DIRECTIONS: Return all of the data exactly as given.

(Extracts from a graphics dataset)
--- Begin ---
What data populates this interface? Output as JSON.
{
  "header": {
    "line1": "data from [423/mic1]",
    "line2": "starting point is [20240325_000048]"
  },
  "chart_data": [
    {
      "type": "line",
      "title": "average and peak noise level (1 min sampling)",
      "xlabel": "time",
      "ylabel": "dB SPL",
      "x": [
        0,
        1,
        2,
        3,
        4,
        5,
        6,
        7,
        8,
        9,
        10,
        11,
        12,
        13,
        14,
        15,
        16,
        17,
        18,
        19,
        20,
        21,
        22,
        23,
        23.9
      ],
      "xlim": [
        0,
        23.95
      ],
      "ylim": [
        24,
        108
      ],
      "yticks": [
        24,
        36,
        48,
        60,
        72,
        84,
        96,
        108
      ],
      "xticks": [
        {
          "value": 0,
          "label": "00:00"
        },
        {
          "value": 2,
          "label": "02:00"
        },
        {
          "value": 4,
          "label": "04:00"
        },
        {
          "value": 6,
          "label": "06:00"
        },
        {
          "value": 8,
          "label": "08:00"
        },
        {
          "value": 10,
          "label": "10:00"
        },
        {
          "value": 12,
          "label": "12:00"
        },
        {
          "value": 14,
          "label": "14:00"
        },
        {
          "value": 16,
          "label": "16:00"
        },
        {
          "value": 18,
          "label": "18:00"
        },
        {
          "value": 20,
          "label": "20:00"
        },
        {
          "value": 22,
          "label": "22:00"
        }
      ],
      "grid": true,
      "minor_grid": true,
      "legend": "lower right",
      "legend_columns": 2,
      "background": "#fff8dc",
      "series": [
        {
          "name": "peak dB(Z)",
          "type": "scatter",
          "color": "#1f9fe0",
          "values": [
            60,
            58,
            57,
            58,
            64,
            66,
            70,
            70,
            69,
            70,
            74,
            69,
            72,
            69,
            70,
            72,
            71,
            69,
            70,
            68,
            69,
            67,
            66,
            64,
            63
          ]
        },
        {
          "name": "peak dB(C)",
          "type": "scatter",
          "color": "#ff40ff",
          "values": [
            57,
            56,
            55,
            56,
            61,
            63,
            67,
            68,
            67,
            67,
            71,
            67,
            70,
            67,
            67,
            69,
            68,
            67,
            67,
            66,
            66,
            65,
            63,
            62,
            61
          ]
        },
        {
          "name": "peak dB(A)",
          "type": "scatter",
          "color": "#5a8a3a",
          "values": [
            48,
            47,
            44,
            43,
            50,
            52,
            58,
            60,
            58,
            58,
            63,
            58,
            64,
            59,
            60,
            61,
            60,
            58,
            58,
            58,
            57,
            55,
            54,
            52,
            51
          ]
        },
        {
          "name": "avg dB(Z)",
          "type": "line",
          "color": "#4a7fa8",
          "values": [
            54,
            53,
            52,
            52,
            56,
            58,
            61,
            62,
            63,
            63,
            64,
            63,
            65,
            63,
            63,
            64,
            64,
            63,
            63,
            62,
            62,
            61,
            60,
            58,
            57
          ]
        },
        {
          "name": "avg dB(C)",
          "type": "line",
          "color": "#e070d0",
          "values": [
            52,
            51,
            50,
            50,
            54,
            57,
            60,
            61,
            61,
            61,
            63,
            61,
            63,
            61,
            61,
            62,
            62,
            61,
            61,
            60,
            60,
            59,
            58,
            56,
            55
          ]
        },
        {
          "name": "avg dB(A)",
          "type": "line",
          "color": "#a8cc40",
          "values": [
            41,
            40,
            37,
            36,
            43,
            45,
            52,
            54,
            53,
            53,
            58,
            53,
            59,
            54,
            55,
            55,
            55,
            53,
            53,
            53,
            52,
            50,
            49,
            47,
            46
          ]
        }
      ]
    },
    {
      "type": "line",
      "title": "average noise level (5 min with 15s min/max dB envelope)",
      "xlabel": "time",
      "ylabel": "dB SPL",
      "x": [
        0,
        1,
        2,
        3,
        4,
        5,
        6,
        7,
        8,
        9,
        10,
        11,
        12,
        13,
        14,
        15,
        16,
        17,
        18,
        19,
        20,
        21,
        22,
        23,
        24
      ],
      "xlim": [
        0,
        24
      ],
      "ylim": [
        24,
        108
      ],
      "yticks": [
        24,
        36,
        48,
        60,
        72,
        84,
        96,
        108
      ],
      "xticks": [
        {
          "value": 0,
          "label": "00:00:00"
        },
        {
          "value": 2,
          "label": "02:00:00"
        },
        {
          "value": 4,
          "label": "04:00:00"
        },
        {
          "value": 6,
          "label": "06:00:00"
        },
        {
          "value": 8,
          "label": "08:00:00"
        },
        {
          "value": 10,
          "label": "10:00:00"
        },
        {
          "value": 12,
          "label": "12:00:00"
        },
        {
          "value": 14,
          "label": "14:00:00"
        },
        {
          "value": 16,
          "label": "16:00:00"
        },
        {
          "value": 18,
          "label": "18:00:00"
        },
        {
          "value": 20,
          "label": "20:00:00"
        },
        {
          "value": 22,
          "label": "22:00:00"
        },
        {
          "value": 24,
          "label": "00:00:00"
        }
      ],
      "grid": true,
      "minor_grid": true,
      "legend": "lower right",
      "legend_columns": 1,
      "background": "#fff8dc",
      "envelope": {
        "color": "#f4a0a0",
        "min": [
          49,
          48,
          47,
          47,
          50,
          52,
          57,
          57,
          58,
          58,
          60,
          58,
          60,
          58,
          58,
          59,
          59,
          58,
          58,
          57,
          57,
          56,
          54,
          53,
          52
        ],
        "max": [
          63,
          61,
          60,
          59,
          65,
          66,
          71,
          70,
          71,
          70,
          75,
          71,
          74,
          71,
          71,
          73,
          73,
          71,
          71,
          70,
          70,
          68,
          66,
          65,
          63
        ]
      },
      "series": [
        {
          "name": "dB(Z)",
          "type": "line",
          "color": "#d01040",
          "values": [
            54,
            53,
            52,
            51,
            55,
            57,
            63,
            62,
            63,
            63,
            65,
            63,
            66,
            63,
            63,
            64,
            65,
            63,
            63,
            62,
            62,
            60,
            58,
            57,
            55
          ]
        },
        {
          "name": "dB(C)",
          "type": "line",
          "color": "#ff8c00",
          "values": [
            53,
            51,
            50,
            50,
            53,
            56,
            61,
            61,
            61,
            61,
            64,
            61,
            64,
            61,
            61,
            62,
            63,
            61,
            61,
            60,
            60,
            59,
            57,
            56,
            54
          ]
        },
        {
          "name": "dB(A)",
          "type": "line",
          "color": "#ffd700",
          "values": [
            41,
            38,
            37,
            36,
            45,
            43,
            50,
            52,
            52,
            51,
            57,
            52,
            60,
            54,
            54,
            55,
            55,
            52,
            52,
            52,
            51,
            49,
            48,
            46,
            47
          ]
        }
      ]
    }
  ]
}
--- End ---
THE REPLY:
What data populates this interface? Output as JSON.
{
  "header": {
    "line1": "data from [423/mic1]",
    "line2": "starting point is [20240325_000048]"
  },
  "chart_data": [
    {
      "type": "line",
      "title": "average and peak noise level (1 min sampling)",
      "xlabel": "time",
      "ylabel": "dB SPL",
      "x": [
        0,
        1,
        2,
        3,
        4,
        5,
        6,
        7,
        8,
        9,
        10,
        11,
        12,
        13,
        14,
        15,
        16,
        17,
        18,
        19,
        20,
        21,
        22,
        23,
        23.9
      ],
      "xlim": [
        0,
        23.95
      ],
      "ylim": [
        24,
        108
      ],
      "yticks": [
        24,
        36,
        48,
        60,
        72,
        84,
        96,
        108
      ],
      "xticks": [
        {
          "value": 0,
          "label": "00:00"
        },
        {
          "value": 2,
          "label": "02:00"
        },
        {
          "value": 4,
          "label": "04:00"
        },
        {
          "value": 6,
          "label": "06:00"
        },
        {
          "value": 8,
          "label": "08:00"
        },
        {
          "value": 10,
          "label": "10:00"
        },
        {
          "value": 12,
          "label": "12:00"
        },
        {
          "value": 14,
          "label": "14:00"
        },
        {
          "value": 16,
          "label": "16:00"
        },
        {
          "value": 18,
          "label": "18:00"
        },
        {
          "value": 20,
          "label": "20:00"
        },
        {
          "value": 22,
          "label": "22:00"
        }
      ],
      "grid": true,
      "minor_grid": true,
      "legend": "lower right",
      "legend_columns": 2,
      "background": "#fff8dc",
      "series": [
        {
          "name": "peak dB(Z)",
          "type": "scatter",
          "color": "#1f9fe0",
          "values": [
            60,
            58,
            57,
            58,
            64,
            66,
            70,
            70,
            69,
            70,
            74,
            69,
            72,
            69,
            70,
            72,
            71,
            69,
            70,
            68,
            69,
            67,
            66,
            64,
            63
          ]
        },
        {
          "name": "peak dB(C)",
          "type": "scatter",
          "color": "#ff40ff",
          "values": [
            57,
            56,
            55,
            56,
            61,
            63,
            67,
            68,
            67,
            67,
            71,
            67,
            70,
            67,
            67,
            69,
            68,
            67,
            67,
            66,
            66,
            65,
            63,
            62,
            61
          ]
        },
        {
          "name": "peak dB(A)",
          "type": "scatter",
          "color": "#5a8a3a",
          "values": [
            48,
            47,
            44,
            43,
            50,
            52,
            58,
            60,
            58,
            58,
            63,
            58,
            64,
            59,
            60,
            61,
            60,
            58,
            58,
            58,
            57,
            55,
            54,
            52,
            51
          ]
        },
        {
          "name": "avg dB(Z)",
          "type": "line",
          "color": "#4a7fa8",
          "values": [
            54,
            53,
            52,
            52,
            56,
            58,
            61,
            62,
            63,
            63,
            64,
            63,
            65,
            63,
            63,
            64,
            64,
            63,
            63,
            62,
            62,
            61,
            60,
            58,
            57
          ]
        },
        {
          "name": "avg dB(C)",
          "type": "line",
          "color": "#e070d0",
          "values": [
            52,
            51,
            50,
            50,
            54,
            57,
            60,
            61,
            61,
            61,
            63,
            61,
            63,
            61,
            61,
            62,
            62,
            61,
            61,
            60,
            60,
            59,
            58,
            56,
            55
          ]
        },
        {
          "name": "avg dB(A)",
          "type": "line",
          "color": "#a8cc40",
          "values": [
            41,
            40,
            37,
            36,
            43,
            45,
            52,
            54,
            53,
            53,
            58,
            53,
            59,
            54,
            55,
            55,
            55,
            53,
            53,
            53,
            52,
            50,
            49,
            47,
            46
          ]
        }
      ]
    },
    {
      "type": "line",
      "title": "average noise level (5 min with 15s min/max dB envelope)",
      "xlabel": "time",
      "ylabel": "dB SPL",
      "x": [
        0,
        1,
        2,
        3,
        4,
        5,
        6,
        7,
        8,
        9,
        10,
        11,
        12,
        13,
        14,
        15,
        16,
        17,
        18,
        19,
        20,
        21,
        22,
        23,
        24
      ],
      "xlim": [
        0,
        24
      ],
      "ylim": [
        24,
        108
      ],
      "yticks": [
        24,
        36,
        48,
        60,
        72,
        84,
        96,
        108
      ],
      "xticks": [
        {
          "value": 0,
          "label": "00:00:00"
        },
        {
          "value": 2,
          "label": "02:00:00"
        },
        {
          "value": 4,
          "label": "04:00:00"
        },
        {
          "value": 6,
          "label": "06:00:00"
        },
        {
          "value": 8,
          "label": "08:00:00"
        },
        {
          "value": 10,
          "label": "10:00:00"
        },
        {
          "value": 12,
          "label": "12:00:00"
        },
        {
          "value": 14,
          "label": "14:00:00"
        },
        {
          "value": 16,
          "label": "16:00:00"
        },
        {
          "value": 18,
          "label": "18:00:00"
        },
        {
          "value": 20,
          "label": "20:00:00"
        },
        {
          "value": 22,
          "label": "22:00:00"
        },
        {
          "value": 24,
          "label": "00:00:00"
        }
      ],
      "grid": true,
      "minor_grid": true,
      "legend": "lower right",
      "legend_columns": 1,
      "background": "#fff8dc",
      "envelope": {
        "color": "#f4a0a0",
        "min": [
          49,
          48,
          47,
          47,
          50,
          52,
          57,
          57,
          58,
          58,
          60,
          58,
          60,
          58,
          58,
          59,
          59,
          58,
          58,
          57,
          57,
          56,
          54,
          53,
          52
        ],
        "max": [
          63,
          61,
          60,
          59,
          65,
          66,
          71,
          70,
          71,
          70,
          75,
          71,
          74,
          71,
          71,
          73,
          73,
          71,
          71,
          70,
          70,
          68,
          66,
          65,
          63
        ]
      },
      "series": [
        {
          "name": "dB(Z)",
          "type": "line",
          "color": "#d01040",
          "values": [
            54,
            53,
            52,
            51,
            55,
            57,
            63,
            62,
            63,
            63,
            65,
            63,
            66,
            63,
            63,
            64,
            65,
            63,
            63,
            62,
            62,
            60,
            58,
            57,
            55
          ]
        },
        {
          "name": "dB(C)",
          "type": "line",
          "color": "#ff8c00",
          "values": [
            53,
            51,
            50,
            50,
            53,
            56,
            61,
            61,
            61,
            61,
            64,
            61,
            64,
            61,
            61,
            62,
            63,
            61,
            61,
            60,
            60,
            59,
            57,
            56,
            54
          ]
        },
        {
          "name": "dB(A)",
          "type": "line",
          "color": "#ffd700",
          "values": [
            41,
            38,
            37,
            36,
            45,
            43,
            50,
            52,
            52,
            51,
            57,
            52,
            60,
            54,
            54,
            55,
            55,
            52,
            52,
            52,
            51,
            49,
            48,
            46,
            47
          ]
        }
      ]
    }
  ]
}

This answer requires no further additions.